TASK INSTRUCTIONS: Transcribe all the entries word for word, omitting any pictures they contain.

Stored data
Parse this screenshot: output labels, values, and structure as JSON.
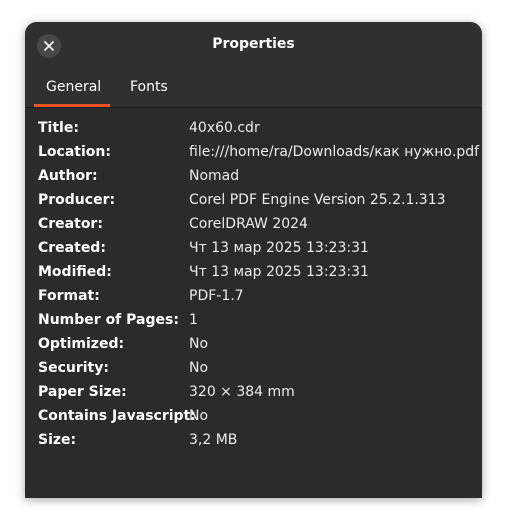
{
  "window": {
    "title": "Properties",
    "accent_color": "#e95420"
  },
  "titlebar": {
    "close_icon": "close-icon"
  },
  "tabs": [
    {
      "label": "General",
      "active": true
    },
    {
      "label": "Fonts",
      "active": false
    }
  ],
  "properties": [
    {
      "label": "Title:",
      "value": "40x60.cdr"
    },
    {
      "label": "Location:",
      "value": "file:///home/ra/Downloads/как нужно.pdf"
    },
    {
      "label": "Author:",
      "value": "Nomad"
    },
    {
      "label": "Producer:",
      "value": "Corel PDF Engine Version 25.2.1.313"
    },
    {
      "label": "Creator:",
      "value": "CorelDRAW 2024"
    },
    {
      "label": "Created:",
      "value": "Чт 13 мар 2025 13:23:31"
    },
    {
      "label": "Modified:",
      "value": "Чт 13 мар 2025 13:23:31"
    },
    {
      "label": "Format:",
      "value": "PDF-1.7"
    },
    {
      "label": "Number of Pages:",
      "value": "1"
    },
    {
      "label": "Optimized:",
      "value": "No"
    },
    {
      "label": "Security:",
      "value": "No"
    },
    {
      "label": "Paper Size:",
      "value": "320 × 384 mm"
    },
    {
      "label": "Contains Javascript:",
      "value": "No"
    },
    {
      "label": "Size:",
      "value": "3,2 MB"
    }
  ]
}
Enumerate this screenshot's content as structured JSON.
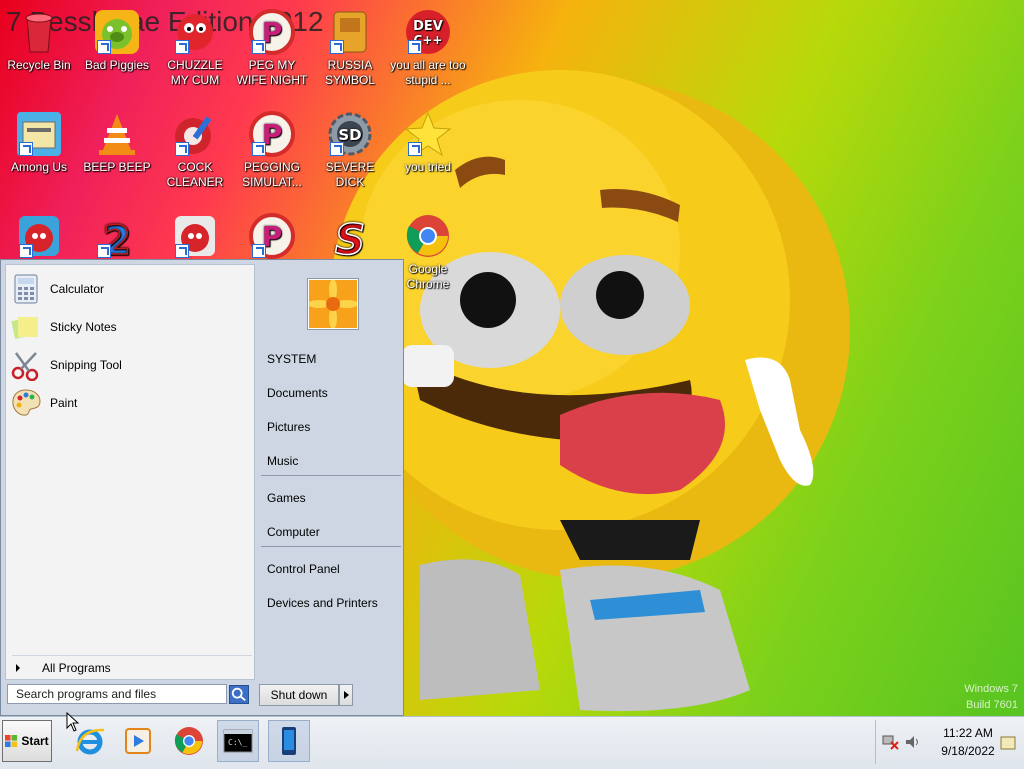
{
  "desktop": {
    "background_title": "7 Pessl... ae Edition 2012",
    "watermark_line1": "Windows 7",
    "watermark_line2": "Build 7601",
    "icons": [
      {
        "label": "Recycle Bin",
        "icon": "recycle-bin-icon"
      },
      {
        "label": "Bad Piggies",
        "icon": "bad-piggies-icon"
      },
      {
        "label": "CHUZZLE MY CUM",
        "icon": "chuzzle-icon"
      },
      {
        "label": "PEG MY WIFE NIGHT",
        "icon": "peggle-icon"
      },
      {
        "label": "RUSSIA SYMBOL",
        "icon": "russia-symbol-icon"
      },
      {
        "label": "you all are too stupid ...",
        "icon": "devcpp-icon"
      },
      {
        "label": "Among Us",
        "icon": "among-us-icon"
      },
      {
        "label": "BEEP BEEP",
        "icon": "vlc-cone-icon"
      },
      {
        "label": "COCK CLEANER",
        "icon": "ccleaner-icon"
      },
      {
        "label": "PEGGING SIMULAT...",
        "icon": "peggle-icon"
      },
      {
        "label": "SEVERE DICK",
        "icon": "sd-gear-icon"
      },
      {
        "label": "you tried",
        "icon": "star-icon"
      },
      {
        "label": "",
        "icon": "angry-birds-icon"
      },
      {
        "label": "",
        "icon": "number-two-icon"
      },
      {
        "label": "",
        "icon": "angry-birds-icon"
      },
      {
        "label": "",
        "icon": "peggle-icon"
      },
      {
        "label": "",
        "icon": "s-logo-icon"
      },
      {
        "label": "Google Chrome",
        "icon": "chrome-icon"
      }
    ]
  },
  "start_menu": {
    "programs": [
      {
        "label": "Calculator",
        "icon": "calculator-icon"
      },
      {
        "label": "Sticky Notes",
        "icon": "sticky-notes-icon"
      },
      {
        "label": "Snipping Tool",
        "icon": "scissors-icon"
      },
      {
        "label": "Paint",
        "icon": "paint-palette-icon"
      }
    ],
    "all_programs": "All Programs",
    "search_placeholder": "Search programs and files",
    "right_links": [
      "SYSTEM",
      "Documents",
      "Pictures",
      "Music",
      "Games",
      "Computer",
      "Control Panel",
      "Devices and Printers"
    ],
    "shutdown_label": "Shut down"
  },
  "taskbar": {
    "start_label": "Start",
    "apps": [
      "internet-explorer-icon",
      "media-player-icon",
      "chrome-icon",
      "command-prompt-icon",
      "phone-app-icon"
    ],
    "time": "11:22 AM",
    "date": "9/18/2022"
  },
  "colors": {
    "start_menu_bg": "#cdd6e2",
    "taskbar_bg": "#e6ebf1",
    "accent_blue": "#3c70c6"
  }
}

THE RESPONSE:
Parse this screenshot: output labels, values, and structure as JSON.
{
  "window": {
    "title": "Properties",
    "accent_color": "#e95420"
  },
  "titlebar": {
    "close_icon": "close-icon"
  },
  "tabs": [
    {
      "label": "General",
      "active": true
    },
    {
      "label": "Fonts",
      "active": false
    }
  ],
  "properties": [
    {
      "label": "Title:",
      "value": "40x60.cdr"
    },
    {
      "label": "Location:",
      "value": "file:///home/ra/Downloads/как нужно.pdf"
    },
    {
      "label": "Author:",
      "value": "Nomad"
    },
    {
      "label": "Producer:",
      "value": "Corel PDF Engine Version 25.2.1.313"
    },
    {
      "label": "Creator:",
      "value": "CorelDRAW 2024"
    },
    {
      "label": "Created:",
      "value": "Чт 13 мар 2025 13:23:31"
    },
    {
      "label": "Modified:",
      "value": "Чт 13 мар 2025 13:23:31"
    },
    {
      "label": "Format:",
      "value": "PDF-1.7"
    },
    {
      "label": "Number of Pages:",
      "value": "1"
    },
    {
      "label": "Optimized:",
      "value": "No"
    },
    {
      "label": "Security:",
      "value": "No"
    },
    {
      "label": "Paper Size:",
      "value": "320 × 384 mm"
    },
    {
      "label": "Contains Javascript:",
      "value": "No"
    },
    {
      "label": "Size:",
      "value": "3,2 MB"
    }
  ]
}
Enumerate this screenshot's content as structured JSON.
{
  "desktop": {
    "background_title": "7 Pessl... ae Edition 2012",
    "watermark_line1": "Windows 7",
    "watermark_line2": "Build 7601",
    "icons": [
      {
        "label": "Recycle Bin",
        "icon": "recycle-bin-icon"
      },
      {
        "label": "Bad Piggies",
        "icon": "bad-piggies-icon"
      },
      {
        "label": "CHUZZLE MY CUM",
        "icon": "chuzzle-icon"
      },
      {
        "label": "PEG MY WIFE NIGHT",
        "icon": "peggle-icon"
      },
      {
        "label": "RUSSIA SYMBOL",
        "icon": "russia-symbol-icon"
      },
      {
        "label": "you all are too stupid ...",
        "icon": "devcpp-icon"
      },
      {
        "label": "Among Us",
        "icon": "among-us-icon"
      },
      {
        "label": "BEEP BEEP",
        "icon": "vlc-cone-icon"
      },
      {
        "label": "COCK CLEANER",
        "icon": "ccleaner-icon"
      },
      {
        "label": "PEGGING SIMULAT...",
        "icon": "peggle-icon"
      },
      {
        "label": "SEVERE DICK",
        "icon": "sd-gear-icon"
      },
      {
        "label": "you tried",
        "icon": "star-icon"
      },
      {
        "label": "",
        "icon": "angry-birds-icon"
      },
      {
        "label": "",
        "icon": "number-two-icon"
      },
      {
        "label": "",
        "icon": "angry-birds-icon"
      },
      {
        "label": "",
        "icon": "peggle-icon"
      },
      {
        "label": "",
        "icon": "s-logo-icon"
      },
      {
        "label": "Google Chrome",
        "icon": "chrome-icon"
      }
    ]
  },
  "start_menu": {
    "programs": [
      {
        "label": "Calculator",
        "icon": "calculator-icon"
      },
      {
        "label": "Sticky Notes",
        "icon": "sticky-notes-icon"
      },
      {
        "label": "Snipping Tool",
        "icon": "scissors-icon"
      },
      {
        "label": "Paint",
        "icon": "paint-palette-icon"
      }
    ],
    "all_programs": "All Programs",
    "search_placeholder": "Search programs and files",
    "right_links": [
      "SYSTEM",
      "Documents",
      "Pictures",
      "Music",
      "Games",
      "Computer",
      "Control Panel",
      "Devices and Printers"
    ],
    "shutdown_label": "Shut down"
  },
  "taskbar": {
    "start_label": "Start",
    "apps": [
      "internet-explorer-icon",
      "media-player-icon",
      "chrome-icon",
      "command-prompt-icon",
      "phone-app-icon"
    ],
    "time": "11:22 AM",
    "date": "9/18/2022"
  },
  "colors": {
    "start_menu_bg": "#cdd6e2",
    "taskbar_bg": "#e6ebf1",
    "accent_blue": "#3c70c6"
  }
}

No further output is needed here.